What the exercise asks: Exclude the pictures, then repeat the remaining data exactly.

Data:
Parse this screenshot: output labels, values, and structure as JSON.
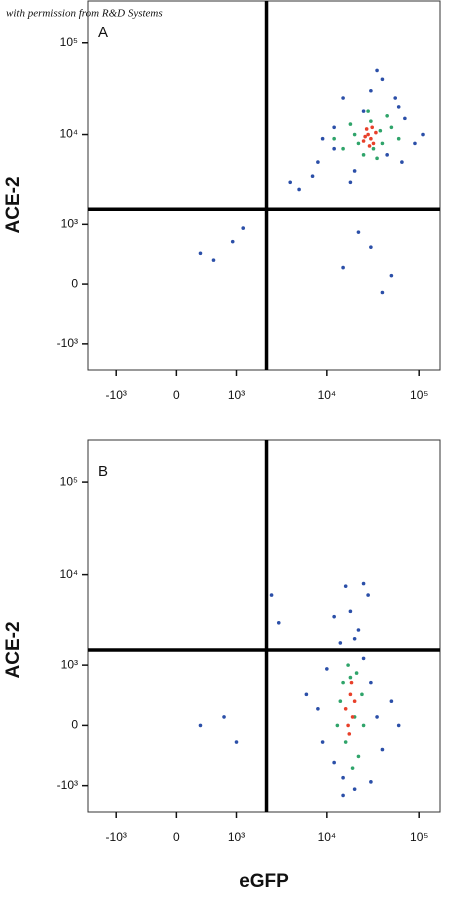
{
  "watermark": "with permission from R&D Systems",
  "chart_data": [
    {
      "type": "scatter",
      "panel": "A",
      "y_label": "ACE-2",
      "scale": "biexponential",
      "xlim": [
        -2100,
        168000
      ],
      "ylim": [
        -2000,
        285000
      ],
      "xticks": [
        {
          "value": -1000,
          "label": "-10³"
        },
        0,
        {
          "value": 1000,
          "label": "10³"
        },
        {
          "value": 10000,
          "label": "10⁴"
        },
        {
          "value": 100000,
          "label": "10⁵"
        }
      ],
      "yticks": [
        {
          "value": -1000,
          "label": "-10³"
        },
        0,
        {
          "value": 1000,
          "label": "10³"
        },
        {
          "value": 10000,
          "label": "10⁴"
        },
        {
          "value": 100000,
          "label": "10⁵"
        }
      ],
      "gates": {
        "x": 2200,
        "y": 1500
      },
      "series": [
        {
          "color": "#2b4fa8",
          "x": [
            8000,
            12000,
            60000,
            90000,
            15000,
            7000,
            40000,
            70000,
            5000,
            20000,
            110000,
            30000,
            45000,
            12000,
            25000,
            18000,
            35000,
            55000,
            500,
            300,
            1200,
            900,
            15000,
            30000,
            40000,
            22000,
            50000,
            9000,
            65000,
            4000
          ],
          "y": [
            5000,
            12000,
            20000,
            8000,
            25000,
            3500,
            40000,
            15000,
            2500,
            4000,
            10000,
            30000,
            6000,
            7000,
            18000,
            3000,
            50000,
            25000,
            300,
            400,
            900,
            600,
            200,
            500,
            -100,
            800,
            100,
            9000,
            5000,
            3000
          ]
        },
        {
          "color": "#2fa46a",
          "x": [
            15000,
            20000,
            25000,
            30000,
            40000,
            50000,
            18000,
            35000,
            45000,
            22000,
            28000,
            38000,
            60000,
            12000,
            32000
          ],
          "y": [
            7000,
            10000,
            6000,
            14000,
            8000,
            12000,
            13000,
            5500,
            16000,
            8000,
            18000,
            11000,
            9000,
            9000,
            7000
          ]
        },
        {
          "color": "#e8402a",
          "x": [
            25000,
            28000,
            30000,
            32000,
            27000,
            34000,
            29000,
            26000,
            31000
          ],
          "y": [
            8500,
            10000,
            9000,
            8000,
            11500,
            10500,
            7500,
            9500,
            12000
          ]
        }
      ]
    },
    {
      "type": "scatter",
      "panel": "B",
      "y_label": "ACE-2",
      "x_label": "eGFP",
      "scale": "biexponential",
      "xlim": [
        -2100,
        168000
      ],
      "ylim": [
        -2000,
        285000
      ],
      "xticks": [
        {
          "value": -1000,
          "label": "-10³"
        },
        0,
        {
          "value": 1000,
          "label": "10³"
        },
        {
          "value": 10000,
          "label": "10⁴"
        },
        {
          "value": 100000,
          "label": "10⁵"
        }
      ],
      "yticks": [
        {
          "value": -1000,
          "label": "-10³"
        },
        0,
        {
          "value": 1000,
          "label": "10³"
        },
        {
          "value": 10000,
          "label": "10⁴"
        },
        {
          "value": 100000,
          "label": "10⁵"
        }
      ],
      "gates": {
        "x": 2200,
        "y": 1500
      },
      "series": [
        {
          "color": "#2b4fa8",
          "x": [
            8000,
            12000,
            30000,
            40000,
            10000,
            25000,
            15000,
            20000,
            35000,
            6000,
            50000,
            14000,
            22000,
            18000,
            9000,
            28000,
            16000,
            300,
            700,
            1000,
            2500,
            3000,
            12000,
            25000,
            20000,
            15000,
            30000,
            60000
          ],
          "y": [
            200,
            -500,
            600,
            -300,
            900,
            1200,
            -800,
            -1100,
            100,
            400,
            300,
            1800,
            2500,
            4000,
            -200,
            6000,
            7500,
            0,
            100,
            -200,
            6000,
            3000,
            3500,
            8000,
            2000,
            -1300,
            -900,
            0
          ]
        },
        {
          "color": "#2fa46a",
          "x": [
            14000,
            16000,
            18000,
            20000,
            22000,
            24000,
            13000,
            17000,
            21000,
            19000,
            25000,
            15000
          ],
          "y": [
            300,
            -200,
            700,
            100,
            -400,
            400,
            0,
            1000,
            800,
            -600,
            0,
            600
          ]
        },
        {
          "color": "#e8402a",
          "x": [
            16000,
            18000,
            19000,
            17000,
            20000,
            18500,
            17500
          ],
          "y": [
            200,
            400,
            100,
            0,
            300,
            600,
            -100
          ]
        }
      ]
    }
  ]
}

Answer to this exercise:
Parse this screenshot: output labels, values, and structure as JSON.
{
  "watermark": "with permission from R&D Systems",
  "chart_data": [
    {
      "type": "scatter",
      "panel": "A",
      "y_label": "ACE-2",
      "scale": "biexponential",
      "xlim": [
        -2100,
        168000
      ],
      "ylim": [
        -2000,
        285000
      ],
      "xticks": [
        {
          "value": -1000,
          "label": "-10³"
        },
        0,
        {
          "value": 1000,
          "label": "10³"
        },
        {
          "value": 10000,
          "label": "10⁴"
        },
        {
          "value": 100000,
          "label": "10⁵"
        }
      ],
      "yticks": [
        {
          "value": -1000,
          "label": "-10³"
        },
        0,
        {
          "value": 1000,
          "label": "10³"
        },
        {
          "value": 10000,
          "label": "10⁴"
        },
        {
          "value": 100000,
          "label": "10⁵"
        }
      ],
      "gates": {
        "x": 2200,
        "y": 1500
      },
      "series": [
        {
          "color": "#2b4fa8",
          "x": [
            8000,
            12000,
            60000,
            90000,
            15000,
            7000,
            40000,
            70000,
            5000,
            20000,
            110000,
            30000,
            45000,
            12000,
            25000,
            18000,
            35000,
            55000,
            500,
            300,
            1200,
            900,
            15000,
            30000,
            40000,
            22000,
            50000,
            9000,
            65000,
            4000
          ],
          "y": [
            5000,
            12000,
            20000,
            8000,
            25000,
            3500,
            40000,
            15000,
            2500,
            4000,
            10000,
            30000,
            6000,
            7000,
            18000,
            3000,
            50000,
            25000,
            300,
            400,
            900,
            600,
            200,
            500,
            -100,
            800,
            100,
            9000,
            5000,
            3000
          ]
        },
        {
          "color": "#2fa46a",
          "x": [
            15000,
            20000,
            25000,
            30000,
            40000,
            50000,
            18000,
            35000,
            45000,
            22000,
            28000,
            38000,
            60000,
            12000,
            32000
          ],
          "y": [
            7000,
            10000,
            6000,
            14000,
            8000,
            12000,
            13000,
            5500,
            16000,
            8000,
            18000,
            11000,
            9000,
            9000,
            7000
          ]
        },
        {
          "color": "#e8402a",
          "x": [
            25000,
            28000,
            30000,
            32000,
            27000,
            34000,
            29000,
            26000,
            31000
          ],
          "y": [
            8500,
            10000,
            9000,
            8000,
            11500,
            10500,
            7500,
            9500,
            12000
          ]
        }
      ]
    },
    {
      "type": "scatter",
      "panel": "B",
      "y_label": "ACE-2",
      "x_label": "eGFP",
      "scale": "biexponential",
      "xlim": [
        -2100,
        168000
      ],
      "ylim": [
        -2000,
        285000
      ],
      "xticks": [
        {
          "value": -1000,
          "label": "-10³"
        },
        0,
        {
          "value": 1000,
          "label": "10³"
        },
        {
          "value": 10000,
          "label": "10⁴"
        },
        {
          "value": 100000,
          "label": "10⁵"
        }
      ],
      "yticks": [
        {
          "value": -1000,
          "label": "-10³"
        },
        0,
        {
          "value": 1000,
          "label": "10³"
        },
        {
          "value": 10000,
          "label": "10⁴"
        },
        {
          "value": 100000,
          "label": "10⁵"
        }
      ],
      "gates": {
        "x": 2200,
        "y": 1500
      },
      "series": [
        {
          "color": "#2b4fa8",
          "x": [
            8000,
            12000,
            30000,
            40000,
            10000,
            25000,
            15000,
            20000,
            35000,
            6000,
            50000,
            14000,
            22000,
            18000,
            9000,
            28000,
            16000,
            300,
            700,
            1000,
            2500,
            3000,
            12000,
            25000,
            20000,
            15000,
            30000,
            60000
          ],
          "y": [
            200,
            -500,
            600,
            -300,
            900,
            1200,
            -800,
            -1100,
            100,
            400,
            300,
            1800,
            2500,
            4000,
            -200,
            6000,
            7500,
            0,
            100,
            -200,
            6000,
            3000,
            3500,
            8000,
            2000,
            -1300,
            -900,
            0
          ]
        },
        {
          "color": "#2fa46a",
          "x": [
            14000,
            16000,
            18000,
            20000,
            22000,
            24000,
            13000,
            17000,
            21000,
            19000,
            25000,
            15000
          ],
          "y": [
            300,
            -200,
            700,
            100,
            -400,
            400,
            0,
            1000,
            800,
            -600,
            0,
            600
          ]
        },
        {
          "color": "#e8402a",
          "x": [
            16000,
            18000,
            19000,
            17000,
            20000,
            18500,
            17500
          ],
          "y": [
            200,
            400,
            100,
            0,
            300,
            600,
            -100
          ]
        }
      ]
    }
  ]
}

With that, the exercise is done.